What the task asks →
Repeat the entire listing exactly.

........

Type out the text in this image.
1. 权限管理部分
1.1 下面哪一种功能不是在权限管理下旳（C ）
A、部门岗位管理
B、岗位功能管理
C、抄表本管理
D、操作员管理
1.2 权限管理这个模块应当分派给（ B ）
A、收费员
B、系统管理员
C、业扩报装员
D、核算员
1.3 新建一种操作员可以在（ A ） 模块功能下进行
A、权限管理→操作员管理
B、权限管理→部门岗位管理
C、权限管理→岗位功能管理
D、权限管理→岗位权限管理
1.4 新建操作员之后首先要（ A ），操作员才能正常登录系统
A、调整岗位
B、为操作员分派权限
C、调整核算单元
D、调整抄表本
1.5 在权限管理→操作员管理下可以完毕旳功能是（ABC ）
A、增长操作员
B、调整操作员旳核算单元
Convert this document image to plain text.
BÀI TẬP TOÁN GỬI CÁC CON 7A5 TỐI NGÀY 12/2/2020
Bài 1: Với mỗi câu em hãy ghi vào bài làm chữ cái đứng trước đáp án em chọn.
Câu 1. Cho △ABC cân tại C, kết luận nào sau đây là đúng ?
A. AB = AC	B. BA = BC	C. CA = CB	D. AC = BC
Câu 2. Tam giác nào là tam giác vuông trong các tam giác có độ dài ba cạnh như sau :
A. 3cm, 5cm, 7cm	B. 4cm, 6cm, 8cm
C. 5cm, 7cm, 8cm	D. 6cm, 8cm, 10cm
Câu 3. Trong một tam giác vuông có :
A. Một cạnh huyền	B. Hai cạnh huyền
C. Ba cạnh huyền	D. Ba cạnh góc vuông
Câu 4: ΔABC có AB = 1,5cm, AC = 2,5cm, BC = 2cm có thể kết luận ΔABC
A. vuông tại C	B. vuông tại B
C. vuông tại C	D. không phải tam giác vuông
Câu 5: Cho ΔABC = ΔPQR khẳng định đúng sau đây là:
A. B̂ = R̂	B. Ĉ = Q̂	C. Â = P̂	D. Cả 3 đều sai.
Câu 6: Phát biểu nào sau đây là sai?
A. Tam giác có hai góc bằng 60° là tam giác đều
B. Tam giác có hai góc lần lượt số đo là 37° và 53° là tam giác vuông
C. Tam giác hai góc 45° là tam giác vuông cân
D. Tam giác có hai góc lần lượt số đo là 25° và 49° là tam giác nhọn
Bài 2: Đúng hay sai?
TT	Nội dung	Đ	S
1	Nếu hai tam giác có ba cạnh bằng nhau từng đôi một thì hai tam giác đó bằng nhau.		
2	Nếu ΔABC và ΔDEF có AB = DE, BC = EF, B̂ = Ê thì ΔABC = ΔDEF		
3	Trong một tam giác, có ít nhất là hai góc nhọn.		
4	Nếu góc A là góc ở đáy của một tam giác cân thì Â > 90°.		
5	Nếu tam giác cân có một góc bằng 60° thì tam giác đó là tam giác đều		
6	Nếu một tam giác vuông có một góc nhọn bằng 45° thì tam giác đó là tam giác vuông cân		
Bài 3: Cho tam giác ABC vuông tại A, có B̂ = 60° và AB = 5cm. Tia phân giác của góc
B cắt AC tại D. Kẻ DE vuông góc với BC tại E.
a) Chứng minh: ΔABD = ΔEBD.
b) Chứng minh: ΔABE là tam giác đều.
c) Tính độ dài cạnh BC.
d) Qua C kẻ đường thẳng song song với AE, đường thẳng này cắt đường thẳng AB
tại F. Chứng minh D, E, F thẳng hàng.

........

Response to the task →
Type out the text in this image.
1. 权限管理部分
1.1 下面哪一种功能不是在权限管理下旳（C ）
A、部门岗位管理
B、岗位功能管理
C、抄表本管理
D、操作员管理
1.2 权限管理这个模块应当分派给（ B ）
A、收费员
B、系统管理员
C、业扩报装员
D、核算员
1.3 新建一种操作员可以在（ A ） 模块功能下进行
A、权限管理→操作员管理
B、权限管理→部门岗位管理
C、权限管理→岗位功能管理
D、权限管理→岗位权限管理
1.4 新建操作员之后首先要（ A ），操作员才能正常登录系统
A、调整岗位
B、为操作员分派权限
C、调整核算单元
D、调整抄表本
1.5 在权限管理→操作员管理下可以完毕旳功能是（ABC ）
A、增长操作员
B、调整操作员旳核算单元
Convert this document image to plain text.
BÀI TẬP TOÁN GỬI CÁC CON 7A5 TỐI NGÀY 12/2/2020
Bài 1: Với mỗi câu em hãy ghi vào bài làm chữ cái đứng trước đáp án em chọn.
Câu 1. Cho △ABC cân tại C, kết luận nào sau đây là đúng ?
A. AB = AC	B. BA = BC	C. CA = CB	D. AC = BC
Câu 2. Tam giác nào là tam giác vuông trong các tam giác có độ dài ba cạnh như sau :
A. 3cm, 5cm, 7cm	B. 4cm, 6cm, 8cm
C. 5cm, 7cm, 8cm	D. 6cm, 8cm, 10cm
Câu 3. Trong một tam giác vuông có :
A. Một cạnh huyền	B. Hai cạnh huyền
C. Ba cạnh huyền	D. Ba cạnh góc vuông
Câu 4: ΔABC có AB = 1,5cm, AC = 2,5cm, BC = 2cm có thể kết luận ΔABC
A. vuông tại C	B. vuông tại B
C. vuông tại C	D. không phải tam giác vuông
Câu 5: Cho ΔABC = ΔPQR khẳng định đúng sau đây là:
A. B̂ = R̂	B. Ĉ = Q̂	C. Â = P̂	D. Cả 3 đều sai.
Câu 6: Phát biểu nào sau đây là sai?
A. Tam giác có hai góc bằng 60° là tam giác đều
B. Tam giác có hai góc lần lượt số đo là 37° và 53° là tam giác vuông
C. Tam giác hai góc 45° là tam giác vuông cân
D. Tam giác có hai góc lần lượt số đo là 25° và 49° là tam giác nhọn
Bài 2: Đúng hay sai?
TT	Nội dung	Đ	S
1	Nếu hai tam giác có ba cạnh bằng nhau từng đôi một thì hai tam giác đó bằng nhau.		
2	Nếu ΔABC và ΔDEF có AB = DE, BC = EF, B̂ = Ê thì ΔABC = ΔDEF		
3	Trong một tam giác, có ít nhất là hai góc nhọn.		
4	Nếu góc A là góc ở đáy của một tam giác cân thì Â > 90°.		
5	Nếu tam giác cân có một góc bằng 60° thì tam giác đó là tam giác đều		
6	Nếu một tam giác vuông có một góc nhọn bằng 45° thì tam giác đó là tam giác vuông cân		
Bài 3: Cho tam giác ABC vuông tại A, có B̂ = 60° và AB = 5cm. Tia phân giác của góc
B cắt AC tại D. Kẻ DE vuông góc với BC tại E.
a) Chứng minh: ΔABD = ΔEBD.
b) Chứng minh: ΔABE là tam giác đều.
c) Tính độ dài cạnh BC.
d) Qua C kẻ đường thẳng song song với AE, đường thẳng này cắt đường thẳng AB
tại F. Chứng minh D, E, F thẳng hàng.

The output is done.